* Document
====================
# Chatauqua mid may



## rsm555600

Just booked a trip up there the 3rd weekend of may. This is my second may trip up there. The first was a bust. Temps were in the 30s and 40s and fishing was awful. My question is about which end of the lake to fish. We are staying on the south side of the northern half of the lake. Would it be more productive to just head to the shallow south end and fish for LM or target the smallies in the north end? I would rather catch smallies but if that is too early in the season to get them i would rather head to the south end and get numbers.


----------



## walleye willey

rsm555600 said:


> Just booked a trip up there the 3rd weekend of may. This is my second may trip up there. The first was a bust. Temps were in the 30s and 40s and fishing was awful. My question is about which end of the lake to fish. We are staying on the south side of the northern half of the lake. Would it be more productive to just head to the shallow south end and fish for LM or target the smallies in the north end? I would rather catch smallies but if that is too early in the season to get them i would rather head to the south end and get numbers.
====================
* Information shown
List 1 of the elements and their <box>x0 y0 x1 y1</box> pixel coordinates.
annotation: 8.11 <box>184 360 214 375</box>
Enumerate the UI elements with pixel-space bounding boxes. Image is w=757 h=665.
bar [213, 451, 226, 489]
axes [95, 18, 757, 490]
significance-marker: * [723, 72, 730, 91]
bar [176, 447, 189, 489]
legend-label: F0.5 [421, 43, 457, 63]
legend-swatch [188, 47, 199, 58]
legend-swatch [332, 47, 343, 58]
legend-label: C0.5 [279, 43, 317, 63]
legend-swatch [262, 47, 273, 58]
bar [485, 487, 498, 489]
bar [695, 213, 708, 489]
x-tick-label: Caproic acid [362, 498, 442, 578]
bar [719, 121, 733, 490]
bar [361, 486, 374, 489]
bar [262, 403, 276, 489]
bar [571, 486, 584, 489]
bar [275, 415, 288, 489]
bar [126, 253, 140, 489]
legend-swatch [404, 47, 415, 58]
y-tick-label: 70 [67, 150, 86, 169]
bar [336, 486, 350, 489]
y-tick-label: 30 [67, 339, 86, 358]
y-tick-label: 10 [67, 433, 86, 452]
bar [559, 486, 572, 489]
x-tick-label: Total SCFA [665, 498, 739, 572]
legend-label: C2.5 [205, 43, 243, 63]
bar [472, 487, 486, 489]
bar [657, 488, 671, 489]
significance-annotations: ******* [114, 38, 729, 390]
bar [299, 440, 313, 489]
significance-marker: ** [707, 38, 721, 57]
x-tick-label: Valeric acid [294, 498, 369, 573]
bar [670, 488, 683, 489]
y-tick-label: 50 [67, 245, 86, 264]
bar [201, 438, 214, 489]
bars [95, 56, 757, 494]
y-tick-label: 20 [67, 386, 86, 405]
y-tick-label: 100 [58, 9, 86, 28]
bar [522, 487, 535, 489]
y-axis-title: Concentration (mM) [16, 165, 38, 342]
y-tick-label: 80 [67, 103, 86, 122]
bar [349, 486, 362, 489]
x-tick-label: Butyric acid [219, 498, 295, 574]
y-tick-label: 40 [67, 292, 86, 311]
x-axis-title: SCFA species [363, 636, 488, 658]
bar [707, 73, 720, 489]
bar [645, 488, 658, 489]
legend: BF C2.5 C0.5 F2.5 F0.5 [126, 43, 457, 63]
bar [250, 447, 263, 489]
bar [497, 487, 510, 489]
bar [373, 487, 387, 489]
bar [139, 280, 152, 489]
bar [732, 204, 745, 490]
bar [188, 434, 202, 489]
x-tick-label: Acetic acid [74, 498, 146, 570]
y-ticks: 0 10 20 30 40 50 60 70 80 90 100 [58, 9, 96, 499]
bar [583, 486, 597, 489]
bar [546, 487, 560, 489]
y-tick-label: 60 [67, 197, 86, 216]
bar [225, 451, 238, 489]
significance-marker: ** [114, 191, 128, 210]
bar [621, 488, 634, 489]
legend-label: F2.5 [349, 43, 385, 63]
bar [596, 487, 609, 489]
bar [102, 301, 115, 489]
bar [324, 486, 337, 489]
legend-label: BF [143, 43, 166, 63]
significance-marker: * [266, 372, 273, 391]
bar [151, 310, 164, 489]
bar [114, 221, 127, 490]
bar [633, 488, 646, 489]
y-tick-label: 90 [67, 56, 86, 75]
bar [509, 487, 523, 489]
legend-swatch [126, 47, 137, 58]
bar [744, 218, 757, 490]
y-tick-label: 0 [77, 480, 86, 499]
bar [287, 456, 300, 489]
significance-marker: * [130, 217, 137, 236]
====================
* Challenge
Carry on the forum thread about fishing the lake in mid May from its last line. The rows are separate material and are not part of the fishing thread.

* Exercise result
Wow way to early to call,but it's a very good bass lake you are staying in an area where you can access both ends of the lake pretty easy, you could be fishing in a t-shirt or a parka in May o


----------



## Bleeding Minnow

yes too early to say but should not be too early for smallies. i had gone up for a week in the spring every year for 5 years but missed last year. as it gets closer there will be some reports on here to give you a clue to what is going on but the best advice i can give you is be able to adjust with the conditions.

where are you staying? i am trying to get a couple other guys to commit to a trip this spring and looking at week of may 22nd. i am looking at staying at pine hill which is south end of upper basin.


----------



## rsm555600

Agreed on needing to wait until closer to the date, but good to hear that it sounds like may can be a good month for smallies up there. We are staying at wewanchu cottages that same weekend. We were real happy with the facilities last trip and its location on the lake.


----------



## Bleeding Minnow

Booked my trip yesterday. Will be 2 of us staying at Pine Hill 5/21-5/26. Can't wait!


----------



## BMustang

Certainly won't be too early for smallies.

We catch them consistently in 49 degree and up water. Would probably catch them in 43-44 if we were there when that was the temperature. My thinking is that 55 is about perfect for them. The experts will say 65, but I do really well at 55.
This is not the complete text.